▶ THE TASK
Copy every line of the material below without any change.

▶ SUPPLIED DATA
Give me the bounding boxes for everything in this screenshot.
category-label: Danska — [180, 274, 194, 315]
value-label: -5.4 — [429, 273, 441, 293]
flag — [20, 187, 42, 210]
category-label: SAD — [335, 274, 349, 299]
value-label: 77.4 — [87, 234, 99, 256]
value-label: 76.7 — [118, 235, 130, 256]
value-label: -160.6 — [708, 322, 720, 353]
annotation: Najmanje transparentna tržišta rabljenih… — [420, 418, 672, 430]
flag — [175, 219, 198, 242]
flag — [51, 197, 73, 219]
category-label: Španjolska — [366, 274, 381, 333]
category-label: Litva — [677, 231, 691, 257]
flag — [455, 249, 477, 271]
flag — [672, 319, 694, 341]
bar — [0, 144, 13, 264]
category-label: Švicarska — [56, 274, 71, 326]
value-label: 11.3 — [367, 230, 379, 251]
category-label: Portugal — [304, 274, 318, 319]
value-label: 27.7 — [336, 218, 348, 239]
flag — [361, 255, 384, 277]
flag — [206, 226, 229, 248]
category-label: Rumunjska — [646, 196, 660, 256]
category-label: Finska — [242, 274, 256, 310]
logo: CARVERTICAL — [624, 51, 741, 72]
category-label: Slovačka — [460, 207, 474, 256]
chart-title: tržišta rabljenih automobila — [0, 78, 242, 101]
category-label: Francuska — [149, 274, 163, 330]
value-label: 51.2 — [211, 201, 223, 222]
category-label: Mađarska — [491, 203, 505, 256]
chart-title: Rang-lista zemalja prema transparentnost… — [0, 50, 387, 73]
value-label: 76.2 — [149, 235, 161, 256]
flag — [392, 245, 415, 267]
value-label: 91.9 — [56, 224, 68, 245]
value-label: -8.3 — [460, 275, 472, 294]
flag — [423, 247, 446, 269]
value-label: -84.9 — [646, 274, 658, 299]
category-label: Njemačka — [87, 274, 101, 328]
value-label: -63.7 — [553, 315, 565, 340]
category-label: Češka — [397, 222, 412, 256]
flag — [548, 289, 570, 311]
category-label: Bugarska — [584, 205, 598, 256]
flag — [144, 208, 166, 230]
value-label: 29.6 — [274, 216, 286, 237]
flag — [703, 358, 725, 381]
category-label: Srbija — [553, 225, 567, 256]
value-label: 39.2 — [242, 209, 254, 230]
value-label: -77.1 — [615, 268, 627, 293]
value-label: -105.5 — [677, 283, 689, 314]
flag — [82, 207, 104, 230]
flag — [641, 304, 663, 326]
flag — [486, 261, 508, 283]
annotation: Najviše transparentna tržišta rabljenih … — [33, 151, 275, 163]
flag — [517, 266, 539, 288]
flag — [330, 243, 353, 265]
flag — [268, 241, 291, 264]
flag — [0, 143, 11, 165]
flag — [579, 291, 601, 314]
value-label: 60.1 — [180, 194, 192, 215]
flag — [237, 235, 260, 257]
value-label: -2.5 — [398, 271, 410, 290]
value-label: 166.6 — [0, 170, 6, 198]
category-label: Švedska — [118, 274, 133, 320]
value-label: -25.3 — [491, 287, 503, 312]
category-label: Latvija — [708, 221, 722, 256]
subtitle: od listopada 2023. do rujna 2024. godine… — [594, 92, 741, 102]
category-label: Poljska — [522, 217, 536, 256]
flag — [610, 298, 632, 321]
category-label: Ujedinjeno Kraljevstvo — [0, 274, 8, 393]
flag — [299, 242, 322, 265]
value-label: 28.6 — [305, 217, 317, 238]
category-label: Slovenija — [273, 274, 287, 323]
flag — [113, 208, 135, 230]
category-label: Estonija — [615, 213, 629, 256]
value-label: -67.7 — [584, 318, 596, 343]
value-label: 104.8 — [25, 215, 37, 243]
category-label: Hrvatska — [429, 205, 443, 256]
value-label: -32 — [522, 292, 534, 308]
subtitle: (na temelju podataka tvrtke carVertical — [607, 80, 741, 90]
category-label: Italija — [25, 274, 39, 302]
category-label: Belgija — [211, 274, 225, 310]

▶ WORKED SOLUTION
Give me the bounding boxes for everything in this screenshot.
category-label: Danska — [180, 274, 194, 315]
value-label: -5.4 — [429, 273, 441, 293]
flag — [20, 187, 42, 210]
category-label: SAD — [335, 274, 349, 299]
value-label: 77.4 — [87, 234, 99, 256]
value-label: 76.7 — [118, 235, 130, 256]
value-label: -160.6 — [708, 322, 720, 353]
annotation: Najmanje transparentna tržišta rabljenih… — [420, 418, 672, 430]
flag — [175, 219, 198, 242]
flag — [51, 197, 73, 219]
category-label: Španjolska — [366, 274, 381, 333]
category-label: Litva — [677, 231, 691, 257]
flag — [455, 249, 477, 271]
flag — [672, 319, 694, 341]
bar — [0, 144, 13, 264]
category-label: Švicarska — [56, 274, 71, 326]
value-label: 11.3 — [367, 230, 379, 251]
category-label: Portugal — [304, 274, 318, 319]
value-label: 27.7 — [336, 218, 348, 239]
flag — [361, 255, 384, 277]
flag — [206, 226, 229, 248]
category-label: Rumunjska — [646, 196, 660, 256]
category-label: Finska — [242, 274, 256, 310]
logo: CARVERTICAL — [624, 51, 741, 72]
category-label: Slovačka — [460, 207, 474, 256]
chart-title: tržišta rabljenih automobila — [0, 78, 242, 101]
category-label: Francuska — [149, 274, 163, 330]
value-label: 51.2 — [211, 201, 223, 222]
category-label: Mađarska — [491, 203, 505, 256]
chart-title: Rang-lista zemalja prema transparentnost… — [0, 50, 387, 73]
value-label: 76.2 — [149, 235, 161, 256]
flag — [392, 245, 415, 267]
value-label: 91.9 — [56, 224, 68, 245]
value-label: -8.3 — [460, 275, 472, 294]
flag — [423, 247, 446, 269]
value-label: -84.9 — [646, 274, 658, 299]
category-label: Njemačka — [87, 274, 101, 328]
value-label: -63.7 — [553, 315, 565, 340]
category-label: Češka — [397, 222, 412, 256]
flag — [548, 289, 570, 311]
category-label: Bugarska — [584, 205, 598, 256]
flag — [144, 208, 166, 230]
value-label: 29.6 — [274, 216, 286, 237]
flag — [703, 358, 725, 381]
category-label: Srbija — [553, 225, 567, 256]
value-label: 39.2 — [242, 209, 254, 230]
value-label: -77.1 — [615, 268, 627, 293]
value-label: -105.5 — [677, 283, 689, 314]
flag — [82, 207, 104, 230]
flag — [641, 304, 663, 326]
flag — [486, 261, 508, 283]
annotation: Najviše transparentna tržišta rabljenih … — [33, 151, 275, 163]
flag — [517, 266, 539, 288]
flag — [330, 243, 353, 265]
flag — [268, 241, 291, 264]
flag — [0, 143, 11, 165]
flag — [579, 291, 601, 314]
value-label: 60.1 — [180, 194, 192, 215]
flag — [237, 235, 260, 257]
value-label: -2.5 — [398, 271, 410, 290]
value-label: 166.6 — [0, 170, 6, 198]
category-label: Švedska — [118, 274, 133, 320]
value-label: -25.3 — [491, 287, 503, 312]
category-label: Latvija — [708, 221, 722, 256]
subtitle: od listopada 2023. do rujna 2024. godine… — [594, 92, 741, 102]
category-label: Poljska — [522, 217, 536, 256]
flag — [610, 298, 632, 321]
category-label: Ujedinjeno Kraljevstvo — [0, 274, 8, 393]
flag — [299, 242, 322, 265]
value-label: 28.6 — [305, 217, 317, 238]
category-label: Slovenija — [273, 274, 287, 323]
flag — [113, 208, 135, 230]
category-label: Estonija — [615, 213, 629, 256]
value-label: -67.7 — [584, 318, 596, 343]
value-label: 104.8 — [25, 215, 37, 243]
category-label: Hrvatska — [429, 205, 443, 256]
value-label: -32 — [522, 292, 534, 308]
subtitle: (na temelju podataka tvrtke carVertical — [607, 80, 741, 90]
category-label: Italija — [25, 274, 39, 302]
category-label: Belgija — [211, 274, 225, 310]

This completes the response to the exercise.